* [What to do]: Everything in the listing should be restated word for word.

* [The data]:

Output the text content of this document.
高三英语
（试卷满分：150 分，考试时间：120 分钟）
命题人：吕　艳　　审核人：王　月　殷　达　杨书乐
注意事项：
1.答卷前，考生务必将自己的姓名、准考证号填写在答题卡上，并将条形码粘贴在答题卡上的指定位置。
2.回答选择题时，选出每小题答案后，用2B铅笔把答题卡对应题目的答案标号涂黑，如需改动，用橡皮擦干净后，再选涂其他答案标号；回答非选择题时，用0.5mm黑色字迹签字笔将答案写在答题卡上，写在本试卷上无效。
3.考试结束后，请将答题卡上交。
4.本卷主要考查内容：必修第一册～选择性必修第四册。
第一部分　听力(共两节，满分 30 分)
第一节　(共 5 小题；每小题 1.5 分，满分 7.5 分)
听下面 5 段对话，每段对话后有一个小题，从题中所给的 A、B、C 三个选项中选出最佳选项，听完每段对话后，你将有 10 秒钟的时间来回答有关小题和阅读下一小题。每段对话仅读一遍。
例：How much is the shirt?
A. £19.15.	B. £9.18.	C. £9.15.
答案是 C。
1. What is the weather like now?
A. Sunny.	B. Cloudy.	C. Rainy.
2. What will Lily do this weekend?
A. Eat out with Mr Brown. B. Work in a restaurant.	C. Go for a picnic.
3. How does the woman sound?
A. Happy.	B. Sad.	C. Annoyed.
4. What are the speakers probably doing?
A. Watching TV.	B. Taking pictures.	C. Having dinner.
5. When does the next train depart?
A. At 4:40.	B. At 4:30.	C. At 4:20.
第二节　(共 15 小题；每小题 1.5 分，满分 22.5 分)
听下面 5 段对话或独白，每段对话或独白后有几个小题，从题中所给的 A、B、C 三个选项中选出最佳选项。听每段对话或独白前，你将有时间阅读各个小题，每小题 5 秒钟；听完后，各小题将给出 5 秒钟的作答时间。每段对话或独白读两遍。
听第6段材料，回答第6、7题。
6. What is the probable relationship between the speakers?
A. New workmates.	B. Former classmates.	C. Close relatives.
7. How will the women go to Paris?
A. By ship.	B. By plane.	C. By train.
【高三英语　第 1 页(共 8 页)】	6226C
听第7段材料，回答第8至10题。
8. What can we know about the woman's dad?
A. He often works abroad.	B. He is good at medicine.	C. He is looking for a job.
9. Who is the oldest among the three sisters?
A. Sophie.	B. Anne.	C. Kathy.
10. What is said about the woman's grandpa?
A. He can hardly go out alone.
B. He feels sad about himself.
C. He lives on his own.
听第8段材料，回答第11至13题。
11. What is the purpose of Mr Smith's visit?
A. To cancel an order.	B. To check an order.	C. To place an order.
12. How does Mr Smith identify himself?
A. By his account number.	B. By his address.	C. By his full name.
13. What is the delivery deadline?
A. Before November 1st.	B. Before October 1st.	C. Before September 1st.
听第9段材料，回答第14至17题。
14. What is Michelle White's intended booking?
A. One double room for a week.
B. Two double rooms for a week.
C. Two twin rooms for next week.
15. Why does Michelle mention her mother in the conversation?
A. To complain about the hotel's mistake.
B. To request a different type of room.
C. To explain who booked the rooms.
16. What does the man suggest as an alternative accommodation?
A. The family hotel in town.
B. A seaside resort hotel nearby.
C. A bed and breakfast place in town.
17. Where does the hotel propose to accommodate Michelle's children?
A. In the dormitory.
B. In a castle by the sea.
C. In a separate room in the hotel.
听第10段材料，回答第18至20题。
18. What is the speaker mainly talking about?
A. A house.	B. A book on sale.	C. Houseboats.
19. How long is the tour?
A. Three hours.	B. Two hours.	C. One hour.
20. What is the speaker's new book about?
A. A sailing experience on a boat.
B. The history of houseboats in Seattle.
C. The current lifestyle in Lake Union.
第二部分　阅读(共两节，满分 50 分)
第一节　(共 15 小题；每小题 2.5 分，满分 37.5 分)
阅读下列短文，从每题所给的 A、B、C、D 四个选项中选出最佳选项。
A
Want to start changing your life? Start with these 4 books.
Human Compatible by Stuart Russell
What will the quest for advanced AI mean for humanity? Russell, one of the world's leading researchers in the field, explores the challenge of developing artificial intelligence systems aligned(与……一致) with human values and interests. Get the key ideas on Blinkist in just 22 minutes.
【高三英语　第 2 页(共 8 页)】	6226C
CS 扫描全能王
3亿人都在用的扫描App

* [Task result]:
Output the text content of this document.
高三英语
（试卷满分：150 分，考试时间：120 分钟）
命题人：吕　艳　　审核人：王　月　殷　达　杨书乐
注意事项：
1.答卷前，考生务必将自己的姓名、准考证号填写在答题卡上，并将条形码粘贴在答题卡上的指定位置。
2.回答选择题时，选出每小题答案后，用2B铅笔把答题卡对应题目的答案标号涂黑，如需改动，用橡皮擦干净后，再选涂其他答案标号；回答非选择题时，用0.5mm黑色字迹签字笔将答案写在答题卡上，写在本试卷上无效。
3.考试结束后，请将答题卡上交。
4.本卷主要考查内容：必修第一册～选择性必修第四册。
第一部分　听力(共两节，满分 30 分)
第一节　(共 5 小题；每小题 1.5 分，满分 7.5 分)
听下面 5 段对话，每段对话后有一个小题，从题中所给的 A、B、C 三个选项中选出最佳选项，听完每段对话后，你将有 10 秒钟的时间来回答有关小题和阅读下一小题。每段对话仅读一遍。
例：How much is the shirt?
A. £19.15.	B. £9.18.	C. £9.15.
答案是 C。
1. What is the weather like now?
A. Sunny.	B. Cloudy.	C. Rainy.
2. What will Lily do this weekend?
A. Eat out with Mr Brown. B. Work in a restaurant.	C. Go for a picnic.
3. How does the woman sound?
A. Happy.	B. Sad.	C. Annoyed.
4. What are the speakers probably doing?
A. Watching TV.	B. Taking pictures.	C. Having dinner.
5. When does the next train depart?
A. At 4:40.	B. At 4:30.	C. At 4:20.
第二节　(共 15 小题；每小题 1.5 分，满分 22.5 分)
听下面 5 段对话或独白，每段对话或独白后有几个小题，从题中所给的 A、B、C 三个选项中选出最佳选项。听每段对话或独白前，你将有时间阅读各个小题，每小题 5 秒钟；听完后，各小题将给出 5 秒钟的作答时间。每段对话或独白读两遍。
听第6段材料，回答第6、7题。
6. What is the probable relationship between the speakers?
A. New workmates.	B. Former classmates.	C. Close relatives.
7. How will the women go to Paris?
A. By ship.	B. By plane.	C. By train.
【高三英语　第 1 页(共 8 页)】	6226C
听第7段材料，回答第8至10题。
8. What can we know about the woman's dad?
A. He often works abroad.	B. He is good at medicine.	C. He is looking for a job.
9. Who is the oldest among the three sisters?
A. Sophie.	B. Anne.	C. Kathy.
10. What is said about the woman's grandpa?
A. He can hardly go out alone.
B. He feels sad about himself.
C. He lives on his own.
听第8段材料，回答第11至13题。
11. What is the purpose of Mr Smith's visit?
A. To cancel an order.	B. To check an order.	C. To place an order.
12. How does Mr Smith identify himself?
A. By his account number.	B. By his address.	C. By his full name.
13. What is the delivery deadline?
A. Before November 1st.	B. Before October 1st.	C. Before September 1st.
听第9段材料，回答第14至17题。
14. What is Michelle White's intended booking?
A. One double room for a week.
B. Two double rooms for a week.
C. Two twin rooms for next week.
15. Why does Michelle mention her mother in the conversation?
A. To complain about the hotel's mistake.
B. To request a different type of room.
C. To explain who booked the rooms.
16. What does the man suggest as an alternative accommodation?
A. The family hotel in town.
B. A seaside resort hotel nearby.
C. A bed and breakfast place in town.
17. Where does the hotel propose to accommodate Michelle's children?
A. In the dormitory.
B. In a castle by the sea.
C. In a separate room in the hotel.
听第10段材料，回答第18至20题。
18. What is the speaker mainly talking about?
A. A house.	B. A book on sale.	C. Houseboats.
19. How long is the tour?
A. Three hours.	B. Two hours.	C. One hour.
20. What is the speaker's new book about?
A. A sailing experience on a boat.
B. The history of houseboats in Seattle.
C. The current lifestyle in Lake Union.
第二部分　阅读(共两节，满分 50 分)
第一节　(共 15 小题；每小题 2.5 分，满分 37.5 分)
阅读下列短文，从每题所给的 A、B、C、D 四个选项中选出最佳选项。
A
Want to start changing your life? Start with these 4 books.
Human Compatible by Stuart Russell
What will the quest for advanced AI mean for humanity? Russell, one of the world's leading researchers in the field, explores the challenge of developing artificial intelligence systems aligned(与……一致) with human values and interests. Get the key ideas on Blinkist in just 22 minutes.
【高三英语　第 2 页(共 8 页)】	6226C
CS 扫描全能王
3亿人都在用的扫描App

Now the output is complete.